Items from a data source
****************
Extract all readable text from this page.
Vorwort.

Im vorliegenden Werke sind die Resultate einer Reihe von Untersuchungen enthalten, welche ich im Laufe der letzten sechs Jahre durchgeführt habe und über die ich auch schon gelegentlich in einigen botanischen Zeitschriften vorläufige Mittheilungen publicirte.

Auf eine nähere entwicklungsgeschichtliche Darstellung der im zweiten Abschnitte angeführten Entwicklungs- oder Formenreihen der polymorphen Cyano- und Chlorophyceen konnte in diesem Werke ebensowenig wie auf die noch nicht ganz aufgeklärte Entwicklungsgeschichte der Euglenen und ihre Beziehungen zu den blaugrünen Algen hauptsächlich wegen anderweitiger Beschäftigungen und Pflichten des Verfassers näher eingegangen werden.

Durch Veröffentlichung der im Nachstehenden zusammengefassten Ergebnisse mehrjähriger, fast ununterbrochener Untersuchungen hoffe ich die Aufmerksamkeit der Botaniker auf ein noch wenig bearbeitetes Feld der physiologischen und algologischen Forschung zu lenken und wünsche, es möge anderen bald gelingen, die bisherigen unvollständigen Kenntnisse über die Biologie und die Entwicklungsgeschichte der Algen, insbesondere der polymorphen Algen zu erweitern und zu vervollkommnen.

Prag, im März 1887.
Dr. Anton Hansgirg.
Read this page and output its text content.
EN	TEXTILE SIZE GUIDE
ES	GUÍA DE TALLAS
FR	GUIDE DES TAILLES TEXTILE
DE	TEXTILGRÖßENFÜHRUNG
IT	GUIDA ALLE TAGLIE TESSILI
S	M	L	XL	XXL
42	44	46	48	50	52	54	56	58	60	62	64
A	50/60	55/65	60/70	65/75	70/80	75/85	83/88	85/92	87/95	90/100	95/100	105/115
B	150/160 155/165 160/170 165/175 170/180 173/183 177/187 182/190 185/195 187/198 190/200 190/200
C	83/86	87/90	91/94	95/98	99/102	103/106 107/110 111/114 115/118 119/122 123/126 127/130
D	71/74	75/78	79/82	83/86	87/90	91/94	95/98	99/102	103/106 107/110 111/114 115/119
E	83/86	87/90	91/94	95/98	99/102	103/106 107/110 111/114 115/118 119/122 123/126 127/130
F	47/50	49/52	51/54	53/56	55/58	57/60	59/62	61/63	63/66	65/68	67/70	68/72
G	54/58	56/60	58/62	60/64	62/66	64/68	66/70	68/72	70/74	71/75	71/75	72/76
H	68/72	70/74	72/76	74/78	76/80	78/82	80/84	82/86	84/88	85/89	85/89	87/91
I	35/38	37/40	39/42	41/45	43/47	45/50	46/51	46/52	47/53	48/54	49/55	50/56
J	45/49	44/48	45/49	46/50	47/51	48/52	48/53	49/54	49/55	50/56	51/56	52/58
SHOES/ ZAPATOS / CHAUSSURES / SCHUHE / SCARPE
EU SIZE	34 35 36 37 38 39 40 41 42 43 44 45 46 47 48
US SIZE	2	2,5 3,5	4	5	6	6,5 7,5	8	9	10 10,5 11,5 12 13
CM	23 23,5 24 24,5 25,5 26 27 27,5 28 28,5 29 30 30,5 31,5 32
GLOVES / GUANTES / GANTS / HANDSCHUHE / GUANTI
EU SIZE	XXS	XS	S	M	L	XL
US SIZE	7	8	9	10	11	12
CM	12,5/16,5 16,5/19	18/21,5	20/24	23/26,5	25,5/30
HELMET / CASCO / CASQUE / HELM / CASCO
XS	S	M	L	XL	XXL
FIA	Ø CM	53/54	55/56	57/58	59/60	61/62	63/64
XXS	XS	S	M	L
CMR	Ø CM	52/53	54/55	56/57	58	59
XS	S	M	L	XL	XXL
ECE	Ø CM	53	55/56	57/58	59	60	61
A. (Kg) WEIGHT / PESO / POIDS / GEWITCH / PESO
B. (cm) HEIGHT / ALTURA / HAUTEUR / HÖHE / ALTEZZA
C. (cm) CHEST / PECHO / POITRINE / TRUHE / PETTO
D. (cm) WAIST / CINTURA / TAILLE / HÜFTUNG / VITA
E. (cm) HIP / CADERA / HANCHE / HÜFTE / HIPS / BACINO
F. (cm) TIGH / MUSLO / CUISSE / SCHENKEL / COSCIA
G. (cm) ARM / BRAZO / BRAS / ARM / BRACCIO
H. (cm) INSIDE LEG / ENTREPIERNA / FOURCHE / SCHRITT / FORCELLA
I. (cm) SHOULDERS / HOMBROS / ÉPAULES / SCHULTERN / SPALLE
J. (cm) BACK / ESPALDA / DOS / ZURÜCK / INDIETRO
****************
» **REQUIREMENTS**
Output the entries verbatim.

» **REPLY TO THE TASK**
Extract all readable text from this page.
Vorwort.

Im vorliegenden Werke sind die Resultate einer Reihe von Untersuchungen enthalten, welche ich im Laufe der letzten sechs Jahre durchgeführt habe und über die ich auch schon gelegentlich in einigen botanischen Zeitschriften vorläufige Mittheilungen publicirte.

Auf eine nähere entwicklungsgeschichtliche Darstellung der im zweiten Abschnitte angeführten Entwicklungs- oder Formenreihen der polymorphen Cyano- und Chlorophyceen konnte in diesem Werke ebensowenig wie auf die noch nicht ganz aufgeklärte Entwicklungsgeschichte der Euglenen und ihre Beziehungen zu den blaugrünen Algen hauptsächlich wegen anderweitiger Beschäftigungen und Pflichten des Verfassers näher eingegangen werden.

Durch Veröffentlichung der im Nachstehenden zusammengefassten Ergebnisse mehrjähriger, fast ununterbrochener Untersuchungen hoffe ich die Aufmerksamkeit der Botaniker auf ein noch wenig bearbeitetes Feld der physiologischen und algologischen Forschung zu lenken und wünsche, es möge anderen bald gelingen, die bisherigen unvollständigen Kenntnisse über die Biologie und die Entwicklungsgeschichte der Algen, insbesondere der polymorphen Algen zu erweitern und zu vervollkommnen.

Prag, im März 1887.
Dr. Anton Hansgirg.
Read this page and output its text content.
EN	TEXTILE SIZE GUIDE
ES	GUÍA DE TALLAS
FR	GUIDE DES TAILLES TEXTILE
DE	TEXTILGRÖßENFÜHRUNG
IT	GUIDA ALLE TAGLIE TESSILI
S	M	L	XL	XXL
42	44	46	48	50	52	54	56	58	60	62	64
A	50/60	55/65	60/70	65/75	70/80	75/85	83/88	85/92	87/95	90/100	95/100	105/115
B	150/160 155/165 160/170 165/175 170/180 173/183 177/187 182/190 185/195 187/198 190/200 190/200
C	83/86	87/90	91/94	95/98	99/102	103/106 107/110 111/114 115/118 119/122 123/126 127/130
D	71/74	75/78	79/82	83/86	87/90	91/94	95/98	99/102	103/106 107/110 111/114 115/119
E	83/86	87/90	91/94	95/98	99/102	103/106 107/110 111/114 115/118 119/122 123/126 127/130
F	47/50	49/52	51/54	53/56	55/58	57/60	59/62	61/63	63/66	65/68	67/70	68/72
G	54/58	56/60	58/62	60/64	62/66	64/68	66/70	68/72	70/74	71/75	71/75	72/76
H	68/72	70/74	72/76	74/78	76/80	78/82	80/84	82/86	84/88	85/89	85/89	87/91
I	35/38	37/40	39/42	41/45	43/47	45/50	46/51	46/52	47/53	48/54	49/55	50/56
J	45/49	44/48	45/49	46/50	47/51	48/52	48/53	49/54	49/55	50/56	51/56	52/58
SHOES/ ZAPATOS / CHAUSSURES / SCHUHE / SCARPE
EU SIZE	34 35 36 37 38 39 40 41 42 43 44 45 46 47 48
US SIZE	2	2,5 3,5	4	5	6	6,5 7,5	8	9	10 10,5 11,5 12 13
CM	23 23,5 24 24,5 25,5 26 27 27,5 28 28,5 29 30 30,5 31,5 32
GLOVES / GUANTES / GANTS / HANDSCHUHE / GUANTI
EU SIZE	XXS	XS	S	M	L	XL
US SIZE	7	8	9	10	11	12
CM	12,5/16,5 16,5/19	18/21,5	20/24	23/26,5	25,5/30
HELMET / CASCO / CASQUE / HELM / CASCO
XS	S	M	L	XL	XXL
FIA	Ø CM	53/54	55/56	57/58	59/60	61/62	63/64
XXS	XS	S	M	L
CMR	Ø CM	52/53	54/55	56/57	58	59
XS	S	M	L	XL	XXL
ECE	Ø CM	53	55/56	57/58	59	60	61
A. (Kg) WEIGHT / PESO / POIDS / GEWITCH / PESO
B. (cm) HEIGHT / ALTURA / HAUTEUR / HÖHE / ALTEZZA
C. (cm) CHEST / PECHO / POITRINE / TRUHE / PETTO
D. (cm) WAIST / CINTURA / TAILLE / HÜFTUNG / VITA
E. (cm) HIP / CADERA / HANCHE / HÜFTE / HIPS / BACINO
F. (cm) TIGH / MUSLO / CUISSE / SCHENKEL / COSCIA
G. (cm) ARM / BRAZO / BRAS / ARM / BRACCIO
H. (cm) INSIDE LEG / ENTREPIERNA / FOURCHE / SCHRITT / FORCELLA
I. (cm) SHOULDERS / HOMBROS / ÉPAULES / SCHULTERN / SPALLE
J. (cm) BACK / ESPALDA / DOS / ZURÜCK / INDIETRO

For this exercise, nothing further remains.